Task to complete: The data below must be returned in full and exactly.

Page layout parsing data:
● ● ●

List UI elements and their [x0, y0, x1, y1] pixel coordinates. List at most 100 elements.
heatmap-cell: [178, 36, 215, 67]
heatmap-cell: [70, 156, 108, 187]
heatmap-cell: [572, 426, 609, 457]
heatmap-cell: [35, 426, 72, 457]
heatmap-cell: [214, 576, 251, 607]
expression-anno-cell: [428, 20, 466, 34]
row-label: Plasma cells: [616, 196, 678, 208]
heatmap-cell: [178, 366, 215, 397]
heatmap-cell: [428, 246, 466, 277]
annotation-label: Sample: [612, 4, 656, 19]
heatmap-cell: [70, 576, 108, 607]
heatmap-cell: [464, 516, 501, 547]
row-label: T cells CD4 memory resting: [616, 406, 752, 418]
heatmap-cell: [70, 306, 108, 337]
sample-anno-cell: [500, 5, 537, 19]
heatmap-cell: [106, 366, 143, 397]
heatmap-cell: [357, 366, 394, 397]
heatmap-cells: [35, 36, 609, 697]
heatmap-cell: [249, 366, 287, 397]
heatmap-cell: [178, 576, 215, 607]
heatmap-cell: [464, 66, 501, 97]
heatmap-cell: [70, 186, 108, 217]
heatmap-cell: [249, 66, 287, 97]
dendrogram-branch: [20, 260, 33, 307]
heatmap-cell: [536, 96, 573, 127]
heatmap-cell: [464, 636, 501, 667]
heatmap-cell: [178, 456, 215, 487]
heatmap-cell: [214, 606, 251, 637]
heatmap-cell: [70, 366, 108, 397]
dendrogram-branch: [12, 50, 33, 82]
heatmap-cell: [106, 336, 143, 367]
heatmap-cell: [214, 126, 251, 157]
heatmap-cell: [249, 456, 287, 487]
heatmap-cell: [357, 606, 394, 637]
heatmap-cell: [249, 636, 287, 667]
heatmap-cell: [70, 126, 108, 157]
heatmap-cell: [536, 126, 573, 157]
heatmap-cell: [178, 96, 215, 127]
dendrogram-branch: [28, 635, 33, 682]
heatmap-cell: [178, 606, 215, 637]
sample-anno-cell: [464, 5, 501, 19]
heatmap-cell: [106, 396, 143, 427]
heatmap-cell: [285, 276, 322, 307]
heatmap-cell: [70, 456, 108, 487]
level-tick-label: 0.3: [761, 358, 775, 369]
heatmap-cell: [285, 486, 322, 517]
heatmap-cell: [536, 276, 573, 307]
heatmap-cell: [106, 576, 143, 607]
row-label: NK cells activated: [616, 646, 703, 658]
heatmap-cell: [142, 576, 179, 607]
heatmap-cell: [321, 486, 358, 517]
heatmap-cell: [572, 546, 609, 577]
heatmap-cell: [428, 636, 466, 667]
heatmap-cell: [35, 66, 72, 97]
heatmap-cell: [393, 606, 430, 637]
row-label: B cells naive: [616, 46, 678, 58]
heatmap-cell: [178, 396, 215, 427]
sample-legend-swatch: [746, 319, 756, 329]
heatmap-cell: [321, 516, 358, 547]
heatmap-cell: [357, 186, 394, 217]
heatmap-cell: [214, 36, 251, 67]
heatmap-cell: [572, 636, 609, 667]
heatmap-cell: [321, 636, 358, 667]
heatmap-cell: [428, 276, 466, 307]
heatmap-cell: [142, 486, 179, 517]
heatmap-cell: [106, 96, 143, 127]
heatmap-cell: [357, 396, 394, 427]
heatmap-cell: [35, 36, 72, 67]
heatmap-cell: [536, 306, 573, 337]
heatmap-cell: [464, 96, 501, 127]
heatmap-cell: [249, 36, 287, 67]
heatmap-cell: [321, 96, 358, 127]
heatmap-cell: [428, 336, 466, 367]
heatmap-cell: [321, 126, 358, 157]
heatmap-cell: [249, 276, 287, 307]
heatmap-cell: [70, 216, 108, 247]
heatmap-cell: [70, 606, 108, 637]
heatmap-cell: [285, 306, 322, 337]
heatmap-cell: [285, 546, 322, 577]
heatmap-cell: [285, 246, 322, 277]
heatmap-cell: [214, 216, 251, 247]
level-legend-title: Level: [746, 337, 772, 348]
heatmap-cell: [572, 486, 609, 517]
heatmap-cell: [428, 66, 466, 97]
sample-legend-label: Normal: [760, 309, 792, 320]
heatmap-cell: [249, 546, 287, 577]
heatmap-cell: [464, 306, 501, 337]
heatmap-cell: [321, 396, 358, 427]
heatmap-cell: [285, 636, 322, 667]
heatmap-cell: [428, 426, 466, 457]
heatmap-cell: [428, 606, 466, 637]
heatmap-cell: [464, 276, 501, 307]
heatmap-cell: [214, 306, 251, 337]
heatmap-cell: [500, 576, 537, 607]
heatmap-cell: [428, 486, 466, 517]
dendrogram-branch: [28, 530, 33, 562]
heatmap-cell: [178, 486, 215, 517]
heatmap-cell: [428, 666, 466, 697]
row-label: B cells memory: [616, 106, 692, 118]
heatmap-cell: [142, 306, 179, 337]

● ● ●

Answer to the exercise:
List UI elements and their [x0, y0, x1, y1] pixel coordinates. List at most 100 elements.
heatmap-cell: [178, 36, 215, 67]
heatmap-cell: [70, 156, 108, 187]
heatmap-cell: [572, 426, 609, 457]
heatmap-cell: [35, 426, 72, 457]
heatmap-cell: [214, 576, 251, 607]
expression-anno-cell: [428, 20, 466, 34]
row-label: Plasma cells: [616, 196, 678, 208]
heatmap-cell: [178, 366, 215, 397]
heatmap-cell: [428, 246, 466, 277]
annotation-label: Sample: [612, 4, 656, 19]
heatmap-cell: [70, 576, 108, 607]
heatmap-cell: [464, 516, 501, 547]
row-label: T cells CD4 memory resting: [616, 406, 752, 418]
heatmap-cell: [70, 306, 108, 337]
sample-anno-cell: [500, 5, 537, 19]
heatmap-cell: [106, 366, 143, 397]
heatmap-cell: [357, 366, 394, 397]
heatmap-cells: [35, 36, 609, 697]
heatmap-cell: [249, 366, 287, 397]
heatmap-cell: [178, 576, 215, 607]
heatmap-cell: [464, 66, 501, 97]
heatmap-cell: [70, 186, 108, 217]
heatmap-cell: [249, 66, 287, 97]
dendrogram-branch: [20, 260, 33, 307]
heatmap-cell: [536, 96, 573, 127]
heatmap-cell: [464, 636, 501, 667]
heatmap-cell: [178, 456, 215, 487]
heatmap-cell: [214, 606, 251, 637]
heatmap-cell: [70, 366, 108, 397]
dendrogram-branch: [12, 50, 33, 82]
heatmap-cell: [106, 336, 143, 367]
heatmap-cell: [214, 126, 251, 157]
heatmap-cell: [249, 456, 287, 487]
heatmap-cell: [357, 606, 394, 637]
heatmap-cell: [249, 636, 287, 667]
heatmap-cell: [70, 126, 108, 157]
heatmap-cell: [536, 126, 573, 157]
heatmap-cell: [178, 96, 215, 127]
dendrogram-branch: [28, 635, 33, 682]
heatmap-cell: [178, 606, 215, 637]
sample-anno-cell: [464, 5, 501, 19]
heatmap-cell: [106, 396, 143, 427]
heatmap-cell: [285, 276, 322, 307]
heatmap-cell: [70, 456, 108, 487]
level-tick-label: 0.3: [761, 358, 775, 369]
heatmap-cell: [285, 486, 322, 517]
heatmap-cell: [536, 276, 573, 307]
heatmap-cell: [106, 576, 143, 607]
row-label: NK cells activated: [616, 646, 703, 658]
heatmap-cell: [142, 576, 179, 607]
heatmap-cell: [321, 486, 358, 517]
heatmap-cell: [572, 546, 609, 577]
heatmap-cell: [428, 636, 466, 667]
heatmap-cell: [35, 66, 72, 97]
heatmap-cell: [393, 606, 430, 637]
row-label: B cells naive: [616, 46, 678, 58]
heatmap-cell: [178, 396, 215, 427]
sample-legend-swatch: [746, 319, 756, 329]
heatmap-cell: [321, 516, 358, 547]
heatmap-cell: [357, 186, 394, 217]
heatmap-cell: [214, 36, 251, 67]
heatmap-cell: [572, 636, 609, 667]
heatmap-cell: [321, 636, 358, 667]
heatmap-cell: [428, 276, 466, 307]
heatmap-cell: [142, 486, 179, 517]
heatmap-cell: [106, 96, 143, 127]
heatmap-cell: [357, 396, 394, 427]
heatmap-cell: [35, 36, 72, 67]
heatmap-cell: [536, 306, 573, 337]
heatmap-cell: [464, 96, 501, 127]
heatmap-cell: [249, 36, 287, 67]
heatmap-cell: [321, 96, 358, 127]
heatmap-cell: [428, 336, 466, 367]
heatmap-cell: [321, 126, 358, 157]
heatmap-cell: [249, 276, 287, 307]
heatmap-cell: [70, 216, 108, 247]
heatmap-cell: [70, 606, 108, 637]
heatmap-cell: [285, 306, 322, 337]
heatmap-cell: [285, 546, 322, 577]
heatmap-cell: [285, 246, 322, 277]
heatmap-cell: [214, 216, 251, 247]
level-legend-title: Level: [746, 337, 772, 348]
heatmap-cell: [572, 486, 609, 517]
heatmap-cell: [428, 66, 466, 97]
sample-legend-label: Normal: [760, 309, 792, 320]
heatmap-cell: [249, 546, 287, 577]
heatmap-cell: [464, 306, 501, 337]
heatmap-cell: [321, 396, 358, 427]
heatmap-cell: [285, 636, 322, 667]
heatmap-cell: [428, 426, 466, 457]
heatmap-cell: [428, 606, 466, 637]
heatmap-cell: [464, 276, 501, 307]
heatmap-cell: [214, 306, 251, 337]
heatmap-cell: [500, 576, 537, 607]
heatmap-cell: [428, 486, 466, 517]
dendrogram-branch: [28, 530, 33, 562]
heatmap-cell: [178, 486, 215, 517]
heatmap-cell: [428, 666, 466, 697]
row-label: B cells memory: [616, 106, 692, 118]
heatmap-cell: [142, 306, 179, 337]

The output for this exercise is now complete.